Task prompt ▸ Which lines hold the word "Файлы"? Copy each of them.

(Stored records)
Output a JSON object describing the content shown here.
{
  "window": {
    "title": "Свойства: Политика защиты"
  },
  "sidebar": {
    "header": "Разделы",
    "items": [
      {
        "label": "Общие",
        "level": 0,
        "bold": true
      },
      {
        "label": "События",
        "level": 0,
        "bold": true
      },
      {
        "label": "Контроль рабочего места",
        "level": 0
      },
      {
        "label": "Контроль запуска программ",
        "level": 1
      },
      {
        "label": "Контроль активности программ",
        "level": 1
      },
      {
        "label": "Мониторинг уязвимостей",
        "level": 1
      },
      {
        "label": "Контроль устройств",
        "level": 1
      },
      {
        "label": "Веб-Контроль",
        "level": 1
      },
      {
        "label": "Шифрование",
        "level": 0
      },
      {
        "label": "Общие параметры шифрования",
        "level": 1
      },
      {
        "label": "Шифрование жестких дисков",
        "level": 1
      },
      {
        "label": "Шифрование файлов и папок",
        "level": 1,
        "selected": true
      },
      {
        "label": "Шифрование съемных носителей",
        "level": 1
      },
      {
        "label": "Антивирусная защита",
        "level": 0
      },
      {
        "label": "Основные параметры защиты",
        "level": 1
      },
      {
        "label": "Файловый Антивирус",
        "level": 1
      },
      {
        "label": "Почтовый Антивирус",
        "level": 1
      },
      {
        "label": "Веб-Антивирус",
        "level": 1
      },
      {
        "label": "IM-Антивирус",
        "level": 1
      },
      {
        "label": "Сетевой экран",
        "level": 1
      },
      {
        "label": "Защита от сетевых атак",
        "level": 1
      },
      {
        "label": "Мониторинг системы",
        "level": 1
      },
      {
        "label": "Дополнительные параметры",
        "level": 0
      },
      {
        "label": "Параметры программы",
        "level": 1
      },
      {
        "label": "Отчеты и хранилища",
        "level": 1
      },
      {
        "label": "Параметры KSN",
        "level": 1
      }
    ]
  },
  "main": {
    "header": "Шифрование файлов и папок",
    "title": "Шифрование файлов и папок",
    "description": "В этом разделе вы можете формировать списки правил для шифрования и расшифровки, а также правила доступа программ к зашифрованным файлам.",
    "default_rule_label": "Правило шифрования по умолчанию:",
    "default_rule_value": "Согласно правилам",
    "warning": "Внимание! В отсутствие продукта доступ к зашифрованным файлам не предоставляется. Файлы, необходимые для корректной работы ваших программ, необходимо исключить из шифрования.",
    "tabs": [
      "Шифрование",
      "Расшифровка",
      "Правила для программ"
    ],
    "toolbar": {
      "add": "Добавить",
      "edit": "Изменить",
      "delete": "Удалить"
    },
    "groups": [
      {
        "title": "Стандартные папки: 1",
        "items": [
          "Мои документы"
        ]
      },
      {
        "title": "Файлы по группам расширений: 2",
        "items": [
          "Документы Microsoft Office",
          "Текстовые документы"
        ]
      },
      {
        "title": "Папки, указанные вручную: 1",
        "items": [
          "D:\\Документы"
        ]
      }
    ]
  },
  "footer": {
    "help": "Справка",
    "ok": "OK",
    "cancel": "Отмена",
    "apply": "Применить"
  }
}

Answer to this task ▸
    "warning": "Внимание! В отсутствие продукта доступ к зашифрованным файлам не предоставляется. Файлы, необходимые для корректной работы ваших программ, необходимо исключить из шифрования.",
        "title": "Файлы по группам расширений: 2",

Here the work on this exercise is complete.